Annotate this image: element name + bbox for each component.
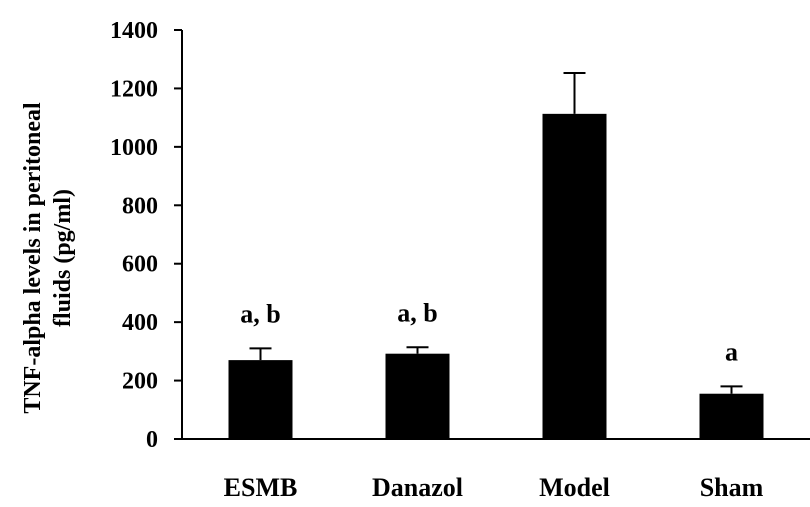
y-tick-label: 600	[122, 252, 158, 278]
bar-esmb	[228, 360, 293, 439]
significance-label: a, b	[240, 299, 280, 328]
y-axis-ticks: 0 200 400 600 800 1000 1200 1400	[110, 18, 182, 453]
y-axis-title-line1: TNF-alpha levels in peritoneal	[20, 102, 46, 414]
y-tick-label: 800	[122, 193, 158, 219]
y-axis-title: TNF-alpha levels in peritoneal fluids (p…	[20, 102, 76, 414]
y-tick-label: 1000	[110, 135, 158, 161]
y-tick-label: 200	[122, 369, 158, 395]
significance-label: a, b	[397, 298, 437, 327]
bar-danazol	[385, 353, 450, 439]
y-tick-label: 400	[122, 310, 158, 336]
bar-sham	[699, 393, 764, 439]
significance-label: a	[725, 337, 738, 366]
x-tick-label: Model	[539, 473, 610, 502]
y-tick-label: 0	[146, 427, 158, 453]
x-axis-labels: ESMB Danazol Model Sham	[224, 473, 764, 502]
x-tick-label: ESMB	[224, 473, 298, 502]
y-tick-label: 1400	[110, 18, 158, 44]
y-tick-label: 1200	[110, 76, 158, 102]
bars: a, b a, b a	[228, 71, 764, 439]
bar-model	[542, 113, 607, 439]
y-axis-title-line2: fluids (pg/ml)	[50, 189, 76, 327]
x-tick-label: Sham	[700, 473, 764, 502]
axes	[181, 30, 810, 440]
x-tick-label: Danazol	[372, 473, 463, 502]
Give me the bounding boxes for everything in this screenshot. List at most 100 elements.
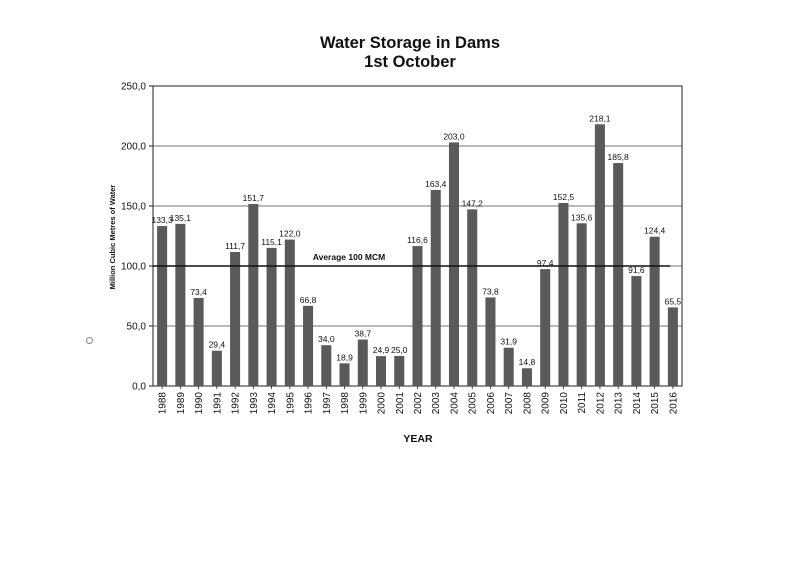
data-label: 14,8 — [519, 357, 536, 367]
data-label: 111,7 — [225, 241, 245, 251]
bar — [503, 347, 514, 386]
data-label: 38,7 — [355, 329, 372, 339]
bar — [631, 276, 642, 386]
bar — [357, 339, 368, 386]
x-tick-label: 2001 — [395, 392, 406, 415]
bar — [558, 203, 569, 386]
data-label: 91,6 — [628, 265, 645, 275]
bar — [266, 247, 277, 386]
scan-mark-circle — [86, 337, 93, 344]
data-label: 122,0 — [279, 229, 301, 239]
data-label: 115,1 — [261, 237, 282, 247]
x-tick-label: 1989 — [176, 392, 187, 415]
bar — [175, 223, 186, 386]
y-tick-label: 100,0 — [121, 262, 146, 273]
data-label: 135,6 — [571, 212, 593, 222]
bar — [193, 297, 204, 386]
x-tick-label: 1990 — [194, 392, 205, 415]
x-tick-label: 1994 — [267, 392, 278, 415]
data-label: 116,6 — [407, 235, 428, 245]
y-axis-title: Million Cubic Metres of Water — [108, 185, 117, 290]
bar — [649, 236, 660, 386]
x-axis-title: YEAR — [403, 433, 433, 445]
chart-title-block: Water Storage in Dams 1st October — [160, 34, 660, 72]
data-label: 73,8 — [482, 286, 499, 296]
x-tick-label: 1995 — [285, 392, 296, 415]
x-tick-label: 1997 — [322, 392, 333, 415]
y-tick-label: 250,0 — [121, 82, 146, 93]
x-tick-label: 2015 — [650, 392, 661, 415]
x-tick-label: 2016 — [668, 392, 679, 415]
bar — [430, 189, 441, 386]
data-label: 34,0 — [318, 334, 335, 344]
data-label: 65,5 — [665, 296, 682, 306]
y-tick-label: 50,0 — [127, 322, 147, 333]
x-tick-label: 2010 — [559, 392, 570, 415]
x-tick-label: 2002 — [413, 392, 424, 415]
bar — [412, 246, 423, 386]
data-label: 29,4 — [209, 340, 226, 350]
x-tick-label: 1991 — [212, 392, 223, 415]
data-label: 218,1 — [589, 113, 611, 123]
bar — [284, 239, 295, 386]
data-label: 152,5 — [553, 192, 575, 202]
x-tick-label: 1999 — [358, 392, 369, 415]
x-tick-label: 2011 — [577, 392, 588, 414]
bar — [448, 142, 459, 386]
data-label: 18,9 — [336, 352, 353, 362]
data-label: 97,4 — [537, 258, 554, 268]
bar — [667, 307, 678, 386]
bar — [376, 356, 387, 386]
x-tick-label: 2013 — [614, 392, 625, 415]
bar — [467, 209, 478, 386]
x-tick-label: 2009 — [541, 392, 552, 415]
data-label: 203,0 — [443, 131, 465, 141]
data-label: 135,1 — [170, 213, 192, 223]
data-label: 185,8 — [608, 152, 630, 162]
bar — [540, 269, 551, 386]
bar — [521, 368, 532, 386]
x-tick-label: 1993 — [249, 392, 260, 415]
x-tick-label: 1996 — [304, 392, 315, 415]
x-tick-label: 2004 — [449, 392, 460, 415]
bar — [157, 226, 168, 386]
bar — [613, 163, 624, 386]
bar — [576, 223, 587, 386]
bar — [321, 345, 332, 386]
average-line-label: Average 100 MCM — [313, 252, 385, 262]
data-label: 133,3 — [151, 215, 173, 225]
data-label: 25,0 — [391, 345, 408, 355]
data-label: 73,4 — [190, 287, 207, 297]
data-label: 31,9 — [500, 337, 517, 347]
x-tick-label: 2007 — [504, 392, 515, 415]
x-tick-label: 2005 — [468, 392, 479, 415]
bar — [594, 124, 605, 386]
bar — [230, 251, 241, 386]
data-label: 163,4 — [425, 179, 447, 189]
bar — [303, 305, 314, 386]
chart-title: Water Storage in Dams — [319, 34, 501, 52]
data-label: 151,7 — [243, 193, 265, 203]
x-tick-label: 2006 — [486, 392, 497, 415]
bar — [339, 363, 350, 386]
y-tick-label: 200,0 — [121, 142, 146, 153]
x-tick-label: 2012 — [595, 392, 606, 415]
data-label: 24,9 — [373, 345, 390, 355]
bar — [211, 350, 222, 386]
x-tick-label: 2000 — [377, 392, 388, 415]
bar — [248, 203, 259, 386]
x-tick-label: 1992 — [231, 392, 242, 415]
y-tick-label: 0,0 — [132, 382, 146, 393]
x-tick-label: 1998 — [340, 392, 351, 415]
x-tick-label: 2008 — [522, 392, 533, 415]
x-tick-label: 2014 — [632, 392, 643, 415]
x-tick-label: 1988 — [158, 392, 169, 415]
bar — [394, 356, 405, 386]
y-tick-label: 150,0 — [121, 202, 146, 213]
data-label: 66,8 — [300, 295, 317, 305]
x-tick-label: 2003 — [431, 392, 442, 415]
data-label: 147,2 — [462, 198, 484, 208]
data-label: 124,4 — [644, 226, 666, 236]
bar — [485, 297, 496, 386]
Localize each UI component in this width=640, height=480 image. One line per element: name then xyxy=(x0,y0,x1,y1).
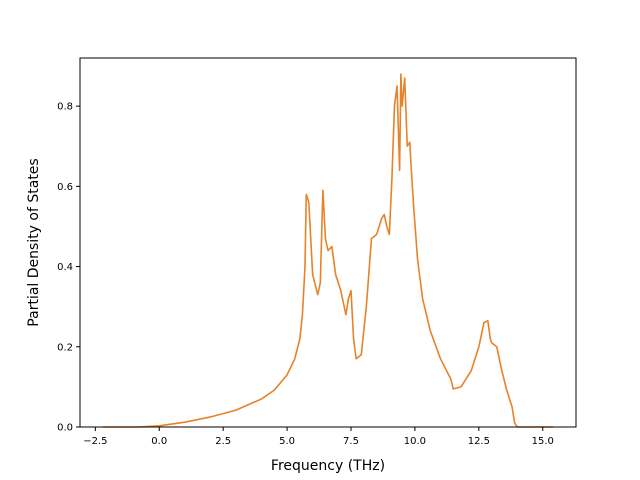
x-tick-label: 7.5 xyxy=(343,436,359,447)
y-tick-label: 0.4 xyxy=(57,262,73,273)
y-tick-label: 0.8 xyxy=(57,102,73,113)
x-axis-label: Frequency (THz) xyxy=(271,458,385,474)
y-tick-label: 0.6 xyxy=(57,182,73,193)
x-tick-label: −2.5 xyxy=(83,436,107,447)
pdos-series-line xyxy=(103,73,553,428)
x-axis-ticks: −2.5 0.0 2.5 5.0 7.5 10.0 12.5 15.0 xyxy=(83,427,554,447)
x-tick-label: 10.0 xyxy=(404,436,426,447)
x-tick-label: 15.0 xyxy=(532,436,554,447)
y-axis-label: Partial Density of States xyxy=(26,158,42,326)
x-tick-label: 12.5 xyxy=(468,436,490,447)
x-tick-label: 2.5 xyxy=(215,436,231,447)
x-tick-label: 0.0 xyxy=(151,436,167,447)
x-tick-label: 5.0 xyxy=(279,436,295,447)
axes-frame xyxy=(79,57,577,428)
y-axis-ticks: 0.0 0.2 0.4 0.6 0.8 xyxy=(57,102,80,434)
plot-area xyxy=(103,73,553,428)
y-tick-label: 0.2 xyxy=(57,342,73,353)
y-tick-label: 0.0 xyxy=(57,423,73,434)
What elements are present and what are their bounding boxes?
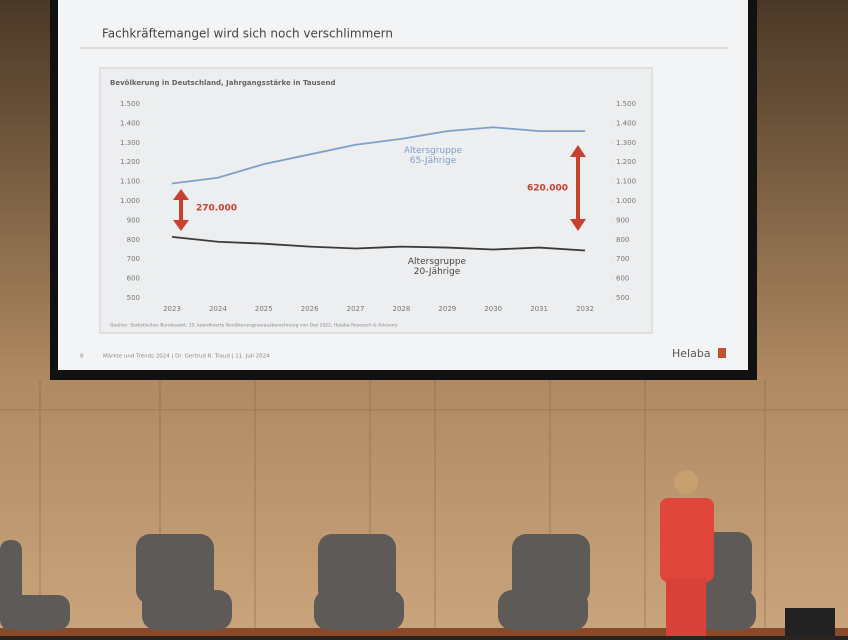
page-number: 8 xyxy=(80,354,84,360)
x-tick-label: 2024 xyxy=(209,305,227,313)
speaker xyxy=(660,470,714,636)
y-tick-label: 1.300 xyxy=(120,139,140,147)
y-tick-label: 900 xyxy=(127,216,140,224)
x-tick-label: 2023 xyxy=(163,305,181,313)
series-line xyxy=(171,235,586,252)
series-label: Altersgruppe 20-Jährige xyxy=(408,257,467,277)
x-tick-label: 2026 xyxy=(301,305,319,313)
x-tick-label: 2025 xyxy=(255,305,273,313)
chairs xyxy=(0,532,756,630)
y2-tick-label: 1.400 xyxy=(616,119,636,127)
stage-edge xyxy=(0,628,848,636)
series-line xyxy=(171,126,585,185)
y2-tick-label: 700 xyxy=(616,255,629,263)
annotation: 620.000 xyxy=(527,184,568,194)
slide-title: Fachkräftemangel wird sich noch verschli… xyxy=(102,27,393,41)
brand-logo xyxy=(718,348,726,358)
arrows xyxy=(173,145,586,231)
chart-box xyxy=(99,67,653,334)
annotation: 270.000 xyxy=(196,204,237,214)
source: Quellen: Statistisches Bundesamt, 15. ko… xyxy=(110,323,398,329)
y-tick-label: 1.100 xyxy=(120,178,140,186)
y-tick-label: 1.200 xyxy=(120,158,140,166)
series-label: Altersgruppe 65-Jährige xyxy=(404,146,463,166)
x-tick-label: 2028 xyxy=(393,305,411,313)
y2-tick-label: 1.300 xyxy=(616,139,636,147)
x-tick-label: 2027 xyxy=(347,305,365,313)
x-tick-label: 2031 xyxy=(530,305,548,313)
y2-tick-label: 1.000 xyxy=(616,197,636,205)
y2-tick-label: 500 xyxy=(616,294,629,302)
wall-panels xyxy=(0,380,848,636)
y2-tick-label: 1.200 xyxy=(616,158,636,166)
brand: Helaba xyxy=(672,347,711,360)
x-tick-label: 2029 xyxy=(438,305,456,313)
y2-tick-label: 600 xyxy=(616,275,629,283)
y-tick-label: 700 xyxy=(127,255,140,263)
footer: Märkte und Trends 2024 | Dr. Gertrud R. … xyxy=(103,354,270,360)
chart-subtitle: Bevölkerung in Deutschland, Jahrgangsstä… xyxy=(110,79,335,87)
x-tick-label: 2032 xyxy=(576,305,594,313)
y-tick-label: 1.500 xyxy=(120,100,140,108)
y2-tick-label: 1.100 xyxy=(616,178,636,186)
y-tick-label: 500 xyxy=(127,294,140,302)
speaker-box xyxy=(785,608,835,636)
x-tick-label: 2030 xyxy=(484,305,502,313)
y-tick-label: 600 xyxy=(127,275,140,283)
y-tick-label: 1.000 xyxy=(120,197,140,205)
y2-tick-label: 1.500 xyxy=(616,100,636,108)
y-tick-label: 1.400 xyxy=(120,119,140,127)
y2-tick-label: 900 xyxy=(616,216,629,224)
y-tick-label: 800 xyxy=(127,236,140,244)
y2-tick-label: 800 xyxy=(616,236,629,244)
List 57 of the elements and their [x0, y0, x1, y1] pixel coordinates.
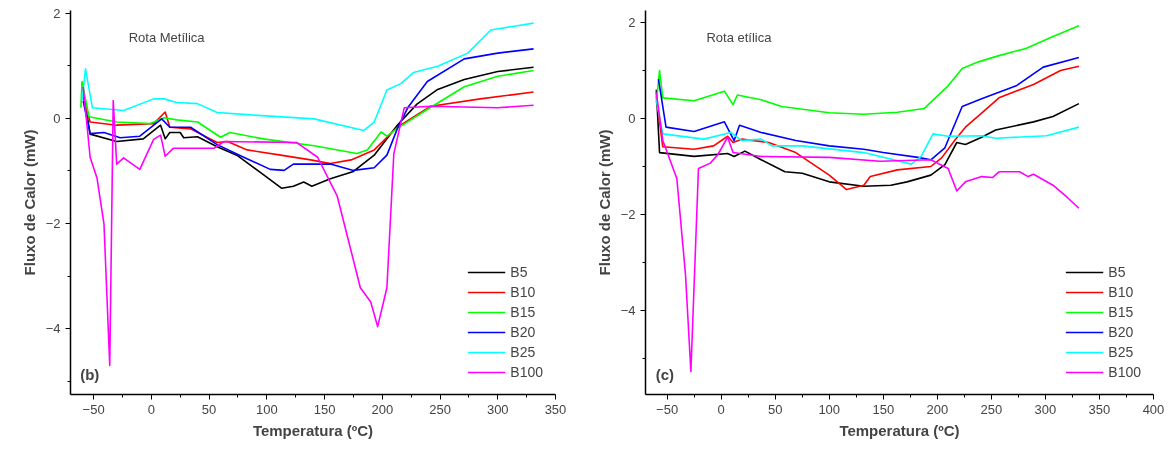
legend-label: B15: [1108, 304, 1134, 320]
line-series: [80, 69, 535, 155]
line-series: [82, 48, 535, 172]
legend-label: B10: [510, 284, 536, 300]
x-tick-label: 250: [980, 401, 1003, 417]
x-tick-label: 150: [313, 401, 336, 417]
x-tick-label: 350: [1088, 401, 1111, 417]
y-tick-label: 0: [628, 111, 636, 126]
y-tick-label: −4: [45, 321, 61, 337]
y-axis-title: Fluxo de Calor (mW): [20, 129, 38, 276]
y-tick-label: 0: [53, 110, 61, 126]
annotation: Rota etílica: [706, 29, 773, 45]
line-series: [81, 22, 535, 132]
x-tick-label: 50: [201, 401, 217, 417]
y-tick-label: −4: [620, 303, 636, 318]
annotation: (b): [80, 365, 100, 383]
legend-label: B5: [510, 264, 529, 280]
x-tick-label: 200: [371, 401, 394, 417]
line-series: [82, 85, 535, 367]
line-series: [657, 56, 1080, 161]
x-tick-label: −50: [656, 401, 679, 417]
x-tick-label: 50: [767, 401, 783, 417]
legend-label: B100: [510, 364, 543, 380]
x-tick-label: 100: [818, 401, 841, 417]
x-tick-label: 100: [255, 401, 278, 417]
x-tick-label: 0: [147, 401, 155, 417]
x-tick-label: 300: [486, 401, 509, 417]
y-axis-title: Fluxo de Calor (mW): [595, 129, 613, 276]
y-tick-label: 2: [628, 15, 636, 30]
legend-label: B25: [1108, 344, 1134, 360]
line-series: [655, 98, 1080, 165]
y-tick-label: 2: [53, 5, 61, 21]
line-series: [655, 25, 1080, 115]
x-tick-label: 150: [872, 401, 895, 417]
x-tick-label: 350: [544, 401, 567, 417]
x-tick-label: 0: [717, 401, 725, 417]
legend-label: B25: [510, 344, 536, 360]
legend-label: B20: [510, 324, 536, 340]
x-tick-label: 250: [429, 401, 451, 417]
line-series: [82, 91, 535, 165]
y-tick-label: −2: [620, 207, 636, 222]
annotation: Rota Metílica: [128, 29, 206, 45]
x-tick-label: 200: [926, 401, 949, 417]
annotation: (c): [655, 365, 674, 383]
x-tick-label: −50: [82, 401, 105, 417]
x-axis-title: Temperatura (ºC): [252, 421, 374, 439]
x-tick-label: 300: [1034, 401, 1057, 417]
legend-label: B10: [1108, 284, 1134, 300]
legend-label: B5: [1108, 264, 1127, 280]
legend-label: B15: [510, 304, 536, 320]
line-series: [655, 88, 1080, 187]
x-axis-title: Temperatura (ºC): [839, 421, 960, 439]
y-tick-label: −2: [45, 216, 61, 232]
line-series: [655, 65, 1080, 191]
legend-label: B100: [1108, 364, 1141, 380]
x-tick-label: 400: [1142, 401, 1165, 417]
legend-label: B20: [1108, 324, 1134, 340]
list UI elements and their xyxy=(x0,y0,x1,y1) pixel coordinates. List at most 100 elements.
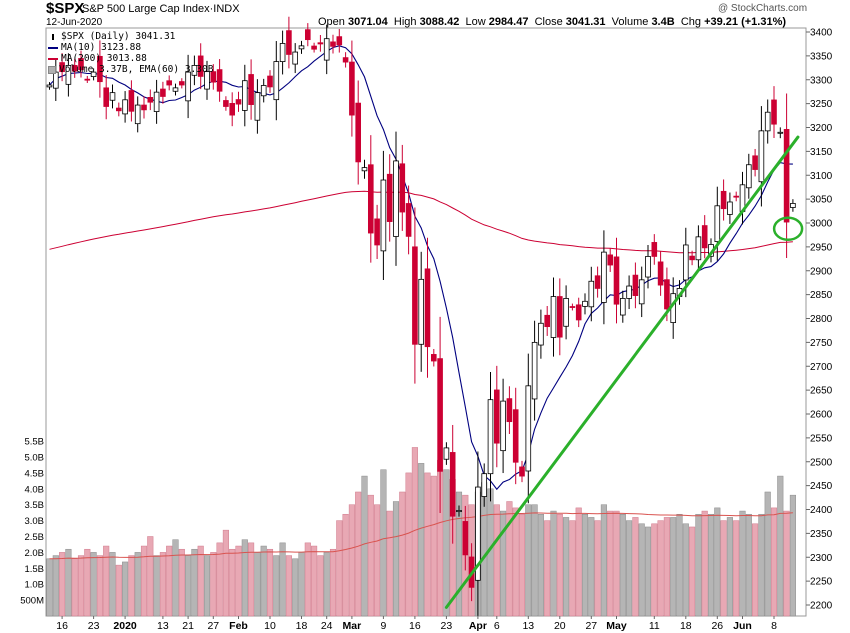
candle-body xyxy=(386,173,393,222)
candle-body xyxy=(412,246,418,345)
price-tick-label: 2400 xyxy=(810,505,833,516)
price-tick-label: 2550 xyxy=(810,433,833,444)
candle-body xyxy=(90,71,97,77)
volume-bar xyxy=(525,504,532,617)
volume-bar xyxy=(84,548,91,617)
legend-ma10-text: MA(10) 3123.88 xyxy=(61,42,142,53)
candle-body xyxy=(475,486,481,581)
candle-body xyxy=(71,65,78,72)
date-tick-label: 24 xyxy=(321,620,333,632)
candle-body xyxy=(626,285,632,299)
legend-volume: Volume 3.37B, EMA(60) 3.30B xyxy=(48,64,213,75)
volume-bar xyxy=(134,552,141,617)
volume-bar xyxy=(619,513,626,617)
candle-body xyxy=(349,61,355,116)
volume-bar xyxy=(581,513,589,617)
volume-bar xyxy=(103,545,110,617)
price-tick-label: 3350 xyxy=(810,51,833,62)
price-tick-label: 2200 xyxy=(810,601,833,612)
volume-axis: 500M 1.0B 1.5B 2.0B 2.5B 3.0B 3.5B 4.0B 4.5B 5.0B… xyxy=(20,437,44,607)
volume-bar xyxy=(342,513,349,617)
candlesticks xyxy=(46,16,796,616)
volume-bar xyxy=(367,494,374,617)
candle-body xyxy=(367,164,374,234)
candle-body xyxy=(84,78,91,81)
date-tick-label: 10 xyxy=(264,620,276,632)
open-value: 3071.04 xyxy=(347,16,388,28)
trendline xyxy=(444,135,800,609)
candle-body xyxy=(695,236,702,261)
volume-bar xyxy=(178,548,185,617)
volume-bar xyxy=(147,536,154,617)
candle-body xyxy=(764,111,771,132)
price-tick-label: 3150 xyxy=(810,147,833,158)
volume-bar xyxy=(235,545,242,617)
candle-body xyxy=(720,190,727,210)
volume-bar xyxy=(544,520,551,617)
candle-body xyxy=(172,87,179,92)
candle-body xyxy=(733,195,739,198)
candle-body xyxy=(46,84,53,88)
volume-bar xyxy=(128,555,135,617)
volume-tick-label: 5.5B xyxy=(24,437,44,448)
volume-bar xyxy=(537,513,544,617)
candle-body xyxy=(575,304,582,321)
volume-bar xyxy=(588,517,595,617)
volume-bar xyxy=(392,501,400,617)
candle-body xyxy=(267,75,273,88)
volume-bar xyxy=(216,542,223,617)
candle-body xyxy=(714,205,721,242)
volume-bar xyxy=(644,526,652,617)
candle-body xyxy=(689,255,695,261)
price-tick-label: 2900 xyxy=(810,266,833,277)
price-tick-label: 2650 xyxy=(810,386,833,397)
legend-ma200: MA(200) 3013.88 xyxy=(48,53,147,64)
candle-body xyxy=(141,104,147,111)
volume-bar xyxy=(329,548,337,617)
volume-bar xyxy=(613,510,620,617)
volume-bar xyxy=(575,507,582,617)
ohlc-readout: Open 3071.04 High 3088.42 Low 2984.47 Cl… xyxy=(318,16,786,28)
date-tick-label: 16 xyxy=(409,620,421,632)
volume-bar xyxy=(493,504,500,617)
volume-bar xyxy=(122,561,129,617)
date-tick-label: 13 xyxy=(522,620,534,632)
volume-bar xyxy=(109,552,116,617)
candle-body xyxy=(191,65,198,76)
volume-bar xyxy=(166,545,173,617)
chart-date: 12-Jun-2020 xyxy=(46,17,103,28)
candle-body xyxy=(223,100,229,107)
candle-body xyxy=(134,104,141,125)
candle-body xyxy=(752,155,758,170)
candle-body xyxy=(210,71,217,83)
price-tick-label: 3300 xyxy=(810,75,833,86)
candle-body xyxy=(493,389,500,444)
date-tick-label: 26 xyxy=(711,620,723,632)
candle-body xyxy=(456,510,462,513)
date-tick-label: 23 xyxy=(441,620,453,632)
price-tick-label: 3100 xyxy=(810,171,833,182)
volume-bar xyxy=(726,517,733,617)
candle-body xyxy=(506,398,513,423)
date-tick-label: Mar xyxy=(343,620,362,632)
candle-body xyxy=(160,88,166,97)
price-tick-label: 2600 xyxy=(810,410,833,421)
volume-bar xyxy=(279,542,286,617)
candle-body xyxy=(538,322,544,346)
candle-body xyxy=(594,275,601,289)
candle-body xyxy=(185,71,191,102)
volume-bar xyxy=(733,520,740,617)
symbol-title: $SPX xyxy=(46,0,85,17)
high-value: 3088.42 xyxy=(419,16,460,28)
candle-body xyxy=(443,447,450,460)
price-tick-label: 2500 xyxy=(810,457,833,468)
volume-bar xyxy=(348,504,355,617)
candle-body xyxy=(405,203,412,237)
candle-body xyxy=(487,399,494,475)
candle-body xyxy=(78,58,84,71)
volume-bar xyxy=(777,475,784,617)
volume-bar xyxy=(210,552,217,617)
date-axis: 16 23 2020 13 21 27 Feb 10 18 24 Mar 9 16 23 Apr 6 13 20 2… xyxy=(56,616,777,632)
volume-bar xyxy=(374,504,381,617)
volume-bar xyxy=(789,494,796,617)
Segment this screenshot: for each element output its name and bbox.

== SET PROBLEM ==
Switch "line-series" to "curve-series" in the lines starting at the one containing "legend-label: B15: [1108, 304, 1134, 320]" and ending at the one containing "x-tick-label: 150: [313, 401, 336, 417]", and return only those lines with nothing else altered.

== EXERCISE RESPONSE ==
legend-label: B15: [1108, 304, 1134, 320]
curve-series: [80, 69, 535, 155]
curve-series: [82, 48, 535, 172]
legend-label: B10: [510, 284, 536, 300]
x-tick-label: 250: [980, 401, 1003, 417]
x-tick-label: 150: [313, 401, 336, 417]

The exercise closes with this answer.